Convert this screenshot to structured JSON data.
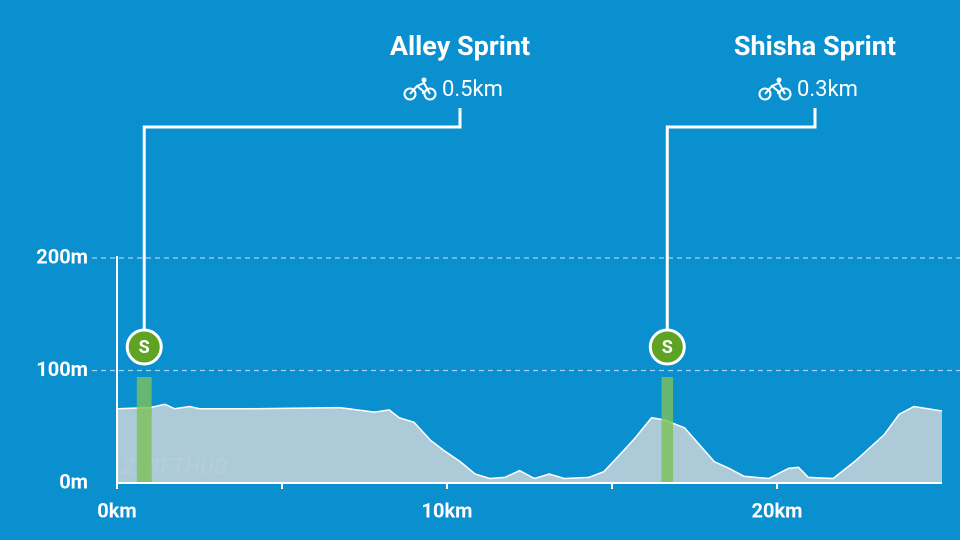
{
  "chart_data": {
    "type": "area",
    "x": [
      0,
      1.0,
      1.45,
      1.75,
      2.2,
      2.5,
      4.0,
      6.75,
      7.8,
      8.25,
      8.55,
      9.0,
      9.5,
      9.9,
      10.4,
      10.85,
      11.3,
      11.75,
      12.2,
      12.65,
      13.1,
      13.55,
      14.3,
      14.75,
      15.2,
      15.7,
      16.2,
      16.6,
      17.2,
      17.65,
      18.1,
      18.55,
      19.0,
      19.75,
      20.35,
      20.65,
      20.95,
      21.7,
      22.35,
      22.8,
      23.25,
      23.7,
      24.15,
      25.0
    ],
    "values": [
      66,
      67,
      70,
      66,
      68,
      66,
      66,
      67,
      63,
      65,
      58,
      54,
      38,
      29,
      19,
      8,
      4,
      5,
      11,
      4,
      8,
      4,
      5,
      10,
      24,
      40,
      58,
      56,
      49,
      34,
      19,
      13,
      6,
      4,
      13,
      14,
      5,
      4,
      19,
      31,
      43,
      61,
      68,
      64
    ],
    "color": "#b5cdd8",
    "xlim": [
      0,
      25
    ],
    "ylim": [
      0,
      200
    ],
    "xticks": [
      {
        "value": 0,
        "label": "0km"
      },
      {
        "value": 10,
        "label": "10km"
      },
      {
        "value": 20,
        "label": "20km"
      }
    ],
    "xminorticks": [
      5,
      15
    ],
    "yticks": [
      {
        "value": 0,
        "label": "0m"
      },
      {
        "value": 100,
        "label": "100m"
      },
      {
        "value": 200,
        "label": "200m"
      }
    ],
    "grid": true,
    "segment_marker": "S",
    "segment_color": "#7cc05a",
    "segments": [
      {
        "name": "Alley Sprint",
        "distance": "0.5km",
        "start": 0.6,
        "end": 1.05
      },
      {
        "name": "Shisha Sprint",
        "distance": "0.3km",
        "start": 16.5,
        "end": 16.85
      }
    ],
    "watermark": {
      "left": "ZWIFT",
      "right": "HUB"
    }
  }
}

▶ **Your goal**:
Give back the entries verbatim. Do not include any picture.

▶ **Written response**:
Convert this screenshot to structured JSON data.
{
  "chart_data": {
    "type": "area",
    "x": [
      0,
      1.0,
      1.45,
      1.75,
      2.2,
      2.5,
      4.0,
      6.75,
      7.8,
      8.25,
      8.55,
      9.0,
      9.5,
      9.9,
      10.4,
      10.85,
      11.3,
      11.75,
      12.2,
      12.65,
      13.1,
      13.55,
      14.3,
      14.75,
      15.2,
      15.7,
      16.2,
      16.6,
      17.2,
      17.65,
      18.1,
      18.55,
      19.0,
      19.75,
      20.35,
      20.65,
      20.95,
      21.7,
      22.35,
      22.8,
      23.25,
      23.7,
      24.15,
      25.0
    ],
    "values": [
      66,
      67,
      70,
      66,
      68,
      66,
      66,
      67,
      63,
      65,
      58,
      54,
      38,
      29,
      19,
      8,
      4,
      5,
      11,
      4,
      8,
      4,
      5,
      10,
      24,
      40,
      58,
      56,
      49,
      34,
      19,
      13,
      6,
      4,
      13,
      14,
      5,
      4,
      19,
      31,
      43,
      61,
      68,
      64
    ],
    "color": "#b5cdd8",
    "xlim": [
      0,
      25
    ],
    "ylim": [
      0,
      200
    ],
    "xticks": [
      {
        "value": 0,
        "label": "0km"
      },
      {
        "value": 10,
        "label": "10km"
      },
      {
        "value": 20,
        "label": "20km"
      }
    ],
    "xminorticks": [
      5,
      15
    ],
    "yticks": [
      {
        "value": 0,
        "label": "0m"
      },
      {
        "value": 100,
        "label": "100m"
      },
      {
        "value": 200,
        "label": "200m"
      }
    ],
    "grid": true,
    "segment_marker": "S",
    "segment_color": "#7cc05a",
    "segments": [
      {
        "name": "Alley Sprint",
        "distance": "0.5km",
        "start": 0.6,
        "end": 1.05
      },
      {
        "name": "Shisha Sprint",
        "distance": "0.3km",
        "start": 16.5,
        "end": 16.85
      }
    ],
    "watermark": {
      "left": "ZWIFT",
      "right": "HUB"
    }
  }
}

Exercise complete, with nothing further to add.